**What you need to do**:
Write the entries below out again exactly; any picture in them stays out.

**Supplied entries**:
=-=-=-=-=

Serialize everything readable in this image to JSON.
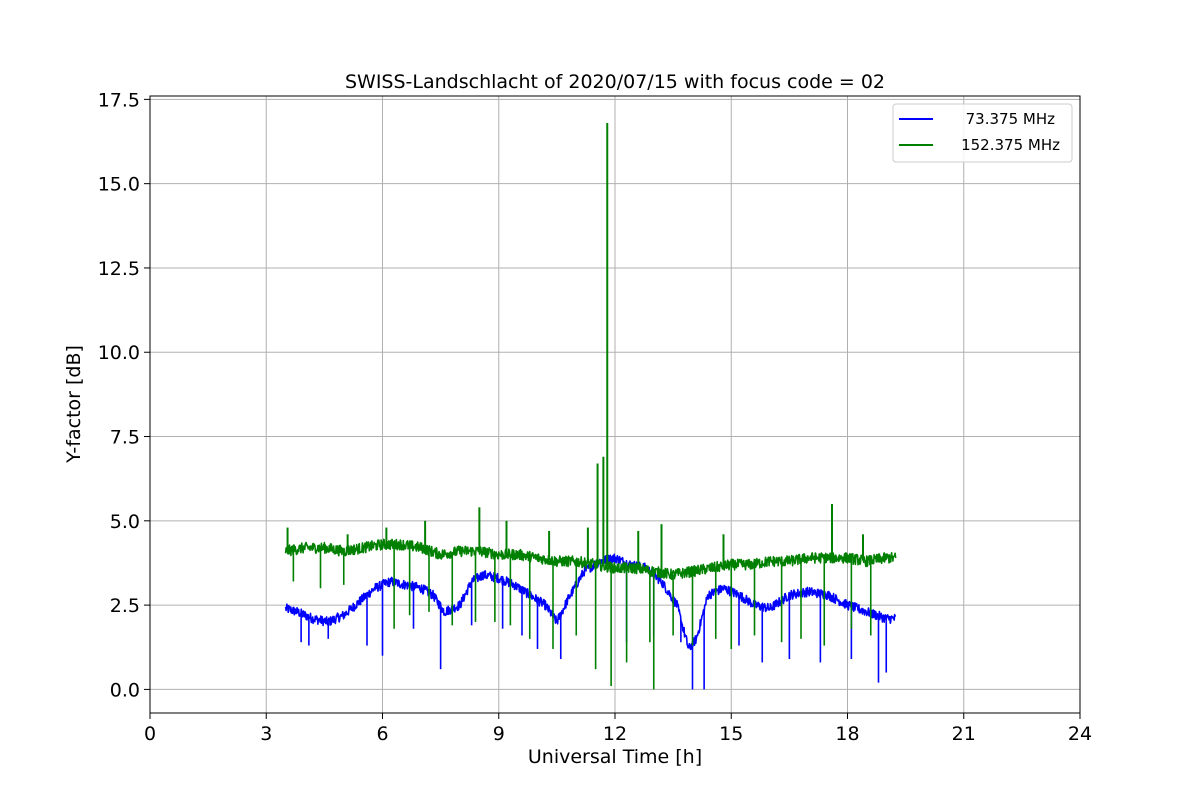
{
  "chart_data": {
    "type": "line",
    "title": "SWISS-Landschlacht of 2020/07/15 with focus code = 02",
    "xlabel": "Universal Time [h]",
    "ylabel": "Y-factor [dB]",
    "xlim": [
      0,
      24
    ],
    "ylim": [
      -0.7,
      17.6
    ],
    "x_ticks": [
      0,
      3,
      6,
      9,
      12,
      15,
      18,
      21,
      24
    ],
    "x_tick_labels": [
      "0",
      "3",
      "6",
      "9",
      "12",
      "15",
      "18",
      "21",
      "24"
    ],
    "y_ticks": [
      0.0,
      2.5,
      5.0,
      7.5,
      10.0,
      12.5,
      15.0,
      17.5
    ],
    "y_tick_labels": [
      "0.0",
      "2.5",
      "5.0",
      "7.5",
      "10.0",
      "12.5",
      "15.0",
      "17.5"
    ],
    "grid": true,
    "legend_position": "top-right",
    "x_range_data": [
      3.5,
      19.25
    ],
    "series": [
      {
        "name": "73.375 MHz",
        "color": "#0000ff",
        "x": [
          3.5,
          3.8,
          4.2,
          4.6,
          5.0,
          5.4,
          5.8,
          6.2,
          6.6,
          7.0,
          7.3,
          7.6,
          8.0,
          8.3,
          8.6,
          9.0,
          9.4,
          9.8,
          10.2,
          10.5,
          10.8,
          11.2,
          11.6,
          12.0,
          12.4,
          12.8,
          13.2,
          13.6,
          13.9,
          14.1,
          14.4,
          14.8,
          15.2,
          15.6,
          16.0,
          16.5,
          17.0,
          17.5,
          18.0,
          18.5,
          19.0,
          19.25
        ],
        "values": [
          2.4,
          2.3,
          2.1,
          2.0,
          2.2,
          2.6,
          3.0,
          3.2,
          3.1,
          3.0,
          2.8,
          2.3,
          2.5,
          3.2,
          3.4,
          3.3,
          3.1,
          2.8,
          2.5,
          2.0,
          2.7,
          3.5,
          3.8,
          3.9,
          3.7,
          3.6,
          3.2,
          2.5,
          1.2,
          1.5,
          2.8,
          3.0,
          2.8,
          2.5,
          2.4,
          2.8,
          2.9,
          2.8,
          2.5,
          2.3,
          2.1,
          2.1
        ],
        "dips": [
          [
            3.9,
            1.4
          ],
          [
            4.1,
            1.3
          ],
          [
            4.6,
            1.5
          ],
          [
            5.6,
            1.3
          ],
          [
            6.0,
            1.0
          ],
          [
            6.8,
            1.8
          ],
          [
            7.5,
            0.6
          ],
          [
            8.3,
            1.9
          ],
          [
            9.1,
            1.8
          ],
          [
            9.6,
            1.6
          ],
          [
            10.0,
            1.2
          ],
          [
            10.6,
            0.9
          ],
          [
            12.3,
            1.4
          ],
          [
            13.0,
            1.6
          ],
          [
            13.7,
            1.4
          ],
          [
            14.0,
            0.0
          ],
          [
            14.3,
            0.0
          ],
          [
            15.2,
            1.3
          ],
          [
            15.8,
            0.8
          ],
          [
            16.5,
            0.9
          ],
          [
            17.3,
            0.8
          ],
          [
            18.1,
            0.9
          ],
          [
            18.8,
            0.2
          ],
          [
            19.0,
            0.5
          ]
        ]
      },
      {
        "name": "152.375 MHz",
        "color": "#008000",
        "x": [
          3.5,
          4.0,
          4.5,
          5.0,
          5.5,
          6.0,
          6.5,
          7.0,
          7.5,
          8.0,
          8.5,
          9.0,
          9.5,
          10.0,
          10.5,
          11.0,
          11.5,
          12.0,
          12.5,
          13.0,
          13.5,
          14.0,
          14.5,
          15.0,
          15.5,
          16.0,
          16.5,
          17.0,
          17.5,
          18.0,
          18.5,
          19.0,
          19.25
        ],
        "values": [
          4.1,
          4.2,
          4.2,
          4.1,
          4.2,
          4.3,
          4.3,
          4.2,
          4.0,
          4.1,
          4.1,
          4.0,
          4.0,
          3.9,
          3.8,
          3.8,
          3.7,
          3.6,
          3.6,
          3.5,
          3.4,
          3.5,
          3.6,
          3.7,
          3.7,
          3.8,
          3.8,
          3.9,
          3.9,
          3.9,
          3.8,
          3.9,
          3.9
        ],
        "spikes": [
          [
            3.55,
            4.8
          ],
          [
            5.1,
            4.6
          ],
          [
            6.1,
            4.8
          ],
          [
            7.1,
            5.0
          ],
          [
            8.5,
            5.4
          ],
          [
            9.2,
            5.0
          ],
          [
            10.3,
            4.7
          ],
          [
            11.3,
            4.8
          ],
          [
            11.55,
            6.7
          ],
          [
            11.7,
            6.9
          ],
          [
            11.8,
            16.8
          ],
          [
            12.6,
            4.7
          ],
          [
            13.2,
            4.9
          ],
          [
            14.8,
            4.6
          ],
          [
            17.6,
            5.5
          ],
          [
            18.4,
            4.6
          ]
        ],
        "dips": [
          [
            3.7,
            3.2
          ],
          [
            4.4,
            3.0
          ],
          [
            5.0,
            3.1
          ],
          [
            6.3,
            1.8
          ],
          [
            6.7,
            2.2
          ],
          [
            7.2,
            2.3
          ],
          [
            7.8,
            1.9
          ],
          [
            8.4,
            2.0
          ],
          [
            8.9,
            2.0
          ],
          [
            9.3,
            1.9
          ],
          [
            9.8,
            1.5
          ],
          [
            10.4,
            1.2
          ],
          [
            11.0,
            1.6
          ],
          [
            11.5,
            0.6
          ],
          [
            11.9,
            0.1
          ],
          [
            12.3,
            0.8
          ],
          [
            12.9,
            1.4
          ],
          [
            13.0,
            0.0
          ],
          [
            13.5,
            1.6
          ],
          [
            14.0,
            1.3
          ],
          [
            14.6,
            1.5
          ],
          [
            15.0,
            1.2
          ],
          [
            15.6,
            1.6
          ],
          [
            16.3,
            1.4
          ],
          [
            16.8,
            1.5
          ],
          [
            17.4,
            1.3
          ],
          [
            18.1,
            1.8
          ],
          [
            18.6,
            1.6
          ]
        ]
      }
    ]
  }
}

=-=-=-=-=

**Full output**:
Serialize everything readable in this image to JSON.
{
  "chart_data": {
    "type": "line",
    "title": "SWISS-Landschlacht of 2020/07/15 with focus code = 02",
    "xlabel": "Universal Time [h]",
    "ylabel": "Y-factor [dB]",
    "xlim": [
      0,
      24
    ],
    "ylim": [
      -0.7,
      17.6
    ],
    "x_ticks": [
      0,
      3,
      6,
      9,
      12,
      15,
      18,
      21,
      24
    ],
    "x_tick_labels": [
      "0",
      "3",
      "6",
      "9",
      "12",
      "15",
      "18",
      "21",
      "24"
    ],
    "y_ticks": [
      0.0,
      2.5,
      5.0,
      7.5,
      10.0,
      12.5,
      15.0,
      17.5
    ],
    "y_tick_labels": [
      "0.0",
      "2.5",
      "5.0",
      "7.5",
      "10.0",
      "12.5",
      "15.0",
      "17.5"
    ],
    "grid": true,
    "legend_position": "top-right",
    "x_range_data": [
      3.5,
      19.25
    ],
    "series": [
      {
        "name": "73.375 MHz",
        "color": "#0000ff",
        "x": [
          3.5,
          3.8,
          4.2,
          4.6,
          5.0,
          5.4,
          5.8,
          6.2,
          6.6,
          7.0,
          7.3,
          7.6,
          8.0,
          8.3,
          8.6,
          9.0,
          9.4,
          9.8,
          10.2,
          10.5,
          10.8,
          11.2,
          11.6,
          12.0,
          12.4,
          12.8,
          13.2,
          13.6,
          13.9,
          14.1,
          14.4,
          14.8,
          15.2,
          15.6,
          16.0,
          16.5,
          17.0,
          17.5,
          18.0,
          18.5,
          19.0,
          19.25
        ],
        "values": [
          2.4,
          2.3,
          2.1,
          2.0,
          2.2,
          2.6,
          3.0,
          3.2,
          3.1,
          3.0,
          2.8,
          2.3,
          2.5,
          3.2,
          3.4,
          3.3,
          3.1,
          2.8,
          2.5,
          2.0,
          2.7,
          3.5,
          3.8,
          3.9,
          3.7,
          3.6,
          3.2,
          2.5,
          1.2,
          1.5,
          2.8,
          3.0,
          2.8,
          2.5,
          2.4,
          2.8,
          2.9,
          2.8,
          2.5,
          2.3,
          2.1,
          2.1
        ],
        "dips": [
          [
            3.9,
            1.4
          ],
          [
            4.1,
            1.3
          ],
          [
            4.6,
            1.5
          ],
          [
            5.6,
            1.3
          ],
          [
            6.0,
            1.0
          ],
          [
            6.8,
            1.8
          ],
          [
            7.5,
            0.6
          ],
          [
            8.3,
            1.9
          ],
          [
            9.1,
            1.8
          ],
          [
            9.6,
            1.6
          ],
          [
            10.0,
            1.2
          ],
          [
            10.6,
            0.9
          ],
          [
            12.3,
            1.4
          ],
          [
            13.0,
            1.6
          ],
          [
            13.7,
            1.4
          ],
          [
            14.0,
            0.0
          ],
          [
            14.3,
            0.0
          ],
          [
            15.2,
            1.3
          ],
          [
            15.8,
            0.8
          ],
          [
            16.5,
            0.9
          ],
          [
            17.3,
            0.8
          ],
          [
            18.1,
            0.9
          ],
          [
            18.8,
            0.2
          ],
          [
            19.0,
            0.5
          ]
        ]
      },
      {
        "name": "152.375 MHz",
        "color": "#008000",
        "x": [
          3.5,
          4.0,
          4.5,
          5.0,
          5.5,
          6.0,
          6.5,
          7.0,
          7.5,
          8.0,
          8.5,
          9.0,
          9.5,
          10.0,
          10.5,
          11.0,
          11.5,
          12.0,
          12.5,
          13.0,
          13.5,
          14.0,
          14.5,
          15.0,
          15.5,
          16.0,
          16.5,
          17.0,
          17.5,
          18.0,
          18.5,
          19.0,
          19.25
        ],
        "values": [
          4.1,
          4.2,
          4.2,
          4.1,
          4.2,
          4.3,
          4.3,
          4.2,
          4.0,
          4.1,
          4.1,
          4.0,
          4.0,
          3.9,
          3.8,
          3.8,
          3.7,
          3.6,
          3.6,
          3.5,
          3.4,
          3.5,
          3.6,
          3.7,
          3.7,
          3.8,
          3.8,
          3.9,
          3.9,
          3.9,
          3.8,
          3.9,
          3.9
        ],
        "spikes": [
          [
            3.55,
            4.8
          ],
          [
            5.1,
            4.6
          ],
          [
            6.1,
            4.8
          ],
          [
            7.1,
            5.0
          ],
          [
            8.5,
            5.4
          ],
          [
            9.2,
            5.0
          ],
          [
            10.3,
            4.7
          ],
          [
            11.3,
            4.8
          ],
          [
            11.55,
            6.7
          ],
          [
            11.7,
            6.9
          ],
          [
            11.8,
            16.8
          ],
          [
            12.6,
            4.7
          ],
          [
            13.2,
            4.9
          ],
          [
            14.8,
            4.6
          ],
          [
            17.6,
            5.5
          ],
          [
            18.4,
            4.6
          ]
        ],
        "dips": [
          [
            3.7,
            3.2
          ],
          [
            4.4,
            3.0
          ],
          [
            5.0,
            3.1
          ],
          [
            6.3,
            1.8
          ],
          [
            6.7,
            2.2
          ],
          [
            7.2,
            2.3
          ],
          [
            7.8,
            1.9
          ],
          [
            8.4,
            2.0
          ],
          [
            8.9,
            2.0
          ],
          [
            9.3,
            1.9
          ],
          [
            9.8,
            1.5
          ],
          [
            10.4,
            1.2
          ],
          [
            11.0,
            1.6
          ],
          [
            11.5,
            0.6
          ],
          [
            11.9,
            0.1
          ],
          [
            12.3,
            0.8
          ],
          [
            12.9,
            1.4
          ],
          [
            13.0,
            0.0
          ],
          [
            13.5,
            1.6
          ],
          [
            14.0,
            1.3
          ],
          [
            14.6,
            1.5
          ],
          [
            15.0,
            1.2
          ],
          [
            15.6,
            1.6
          ],
          [
            16.3,
            1.4
          ],
          [
            16.8,
            1.5
          ],
          [
            17.4,
            1.3
          ],
          [
            18.1,
            1.8
          ],
          [
            18.6,
            1.6
          ]
        ]
      }
    ]
  }
}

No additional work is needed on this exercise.